— Begin Records provided —

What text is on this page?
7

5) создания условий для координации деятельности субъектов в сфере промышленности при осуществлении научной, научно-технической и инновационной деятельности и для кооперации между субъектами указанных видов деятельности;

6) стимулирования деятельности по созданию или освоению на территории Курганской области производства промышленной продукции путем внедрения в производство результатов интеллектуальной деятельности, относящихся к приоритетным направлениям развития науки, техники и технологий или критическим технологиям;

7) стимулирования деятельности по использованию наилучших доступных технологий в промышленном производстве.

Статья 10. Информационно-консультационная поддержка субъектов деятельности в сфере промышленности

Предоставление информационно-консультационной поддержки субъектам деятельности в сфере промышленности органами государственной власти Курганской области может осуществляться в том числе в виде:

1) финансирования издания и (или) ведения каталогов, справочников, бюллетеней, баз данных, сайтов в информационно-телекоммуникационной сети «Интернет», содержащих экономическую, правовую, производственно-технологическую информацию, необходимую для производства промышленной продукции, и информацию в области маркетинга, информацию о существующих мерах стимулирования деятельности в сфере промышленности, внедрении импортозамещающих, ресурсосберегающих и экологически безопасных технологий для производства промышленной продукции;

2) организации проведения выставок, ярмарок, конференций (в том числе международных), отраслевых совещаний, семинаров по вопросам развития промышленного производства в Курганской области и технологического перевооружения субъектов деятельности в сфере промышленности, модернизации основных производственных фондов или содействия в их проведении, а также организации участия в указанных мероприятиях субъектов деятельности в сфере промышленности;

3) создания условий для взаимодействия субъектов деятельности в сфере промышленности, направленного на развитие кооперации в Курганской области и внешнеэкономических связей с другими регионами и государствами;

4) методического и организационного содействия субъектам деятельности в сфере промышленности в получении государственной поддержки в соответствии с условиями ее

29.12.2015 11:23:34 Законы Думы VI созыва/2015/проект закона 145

— End Records provided —
— Begin Records provided —

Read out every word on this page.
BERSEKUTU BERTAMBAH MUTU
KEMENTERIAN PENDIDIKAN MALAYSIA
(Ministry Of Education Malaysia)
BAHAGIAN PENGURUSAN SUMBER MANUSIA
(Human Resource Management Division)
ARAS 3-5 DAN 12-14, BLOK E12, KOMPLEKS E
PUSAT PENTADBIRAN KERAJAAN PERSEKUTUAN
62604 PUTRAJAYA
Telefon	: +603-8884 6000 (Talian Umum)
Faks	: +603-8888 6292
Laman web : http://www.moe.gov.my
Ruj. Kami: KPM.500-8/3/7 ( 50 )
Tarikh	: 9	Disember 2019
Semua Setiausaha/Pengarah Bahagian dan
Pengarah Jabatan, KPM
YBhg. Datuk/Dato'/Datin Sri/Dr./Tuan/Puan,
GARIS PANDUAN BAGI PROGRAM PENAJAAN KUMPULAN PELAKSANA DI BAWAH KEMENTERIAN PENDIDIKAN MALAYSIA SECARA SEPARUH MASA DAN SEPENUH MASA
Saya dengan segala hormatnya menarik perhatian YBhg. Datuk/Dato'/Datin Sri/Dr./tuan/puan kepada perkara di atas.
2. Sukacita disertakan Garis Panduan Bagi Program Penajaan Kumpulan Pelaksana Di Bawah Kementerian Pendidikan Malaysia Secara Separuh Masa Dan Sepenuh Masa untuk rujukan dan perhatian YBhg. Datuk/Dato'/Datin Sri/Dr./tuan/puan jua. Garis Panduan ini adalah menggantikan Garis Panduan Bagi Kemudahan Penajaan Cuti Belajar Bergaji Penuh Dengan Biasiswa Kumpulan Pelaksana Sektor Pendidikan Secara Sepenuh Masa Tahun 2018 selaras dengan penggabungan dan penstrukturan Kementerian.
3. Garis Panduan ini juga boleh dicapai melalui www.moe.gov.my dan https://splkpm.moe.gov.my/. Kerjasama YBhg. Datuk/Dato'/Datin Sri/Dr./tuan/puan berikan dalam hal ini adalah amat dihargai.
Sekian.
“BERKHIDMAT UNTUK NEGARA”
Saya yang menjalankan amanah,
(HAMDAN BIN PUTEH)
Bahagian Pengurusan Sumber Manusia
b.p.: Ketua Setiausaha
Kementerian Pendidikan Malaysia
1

— End Records provided —

◆ Required work
Look for lines containing the string "развития" and copy them all.

◆ The reply
6) стимулирования деятельности по созданию или освоению на территории Курганской области производства промышленной продукции путем внедрения в производство результатов интеллектуальной деятельности, относящихся к приоритетным направлениям развития науки, техники и технологий или критическим технологиям;
2) организации проведения выставок, ярмарок, конференций (в том числе международных), отраслевых совещаний, семинаров по вопросам развития промышленного производства в Курганской области и технологического перевооружения субъектов деятельности в сфере промышленности, модернизации основных производственных фондов или содействия в их проведении, а также организации участия в указанных мероприятиях субъектов деятельности в сфере промышленности;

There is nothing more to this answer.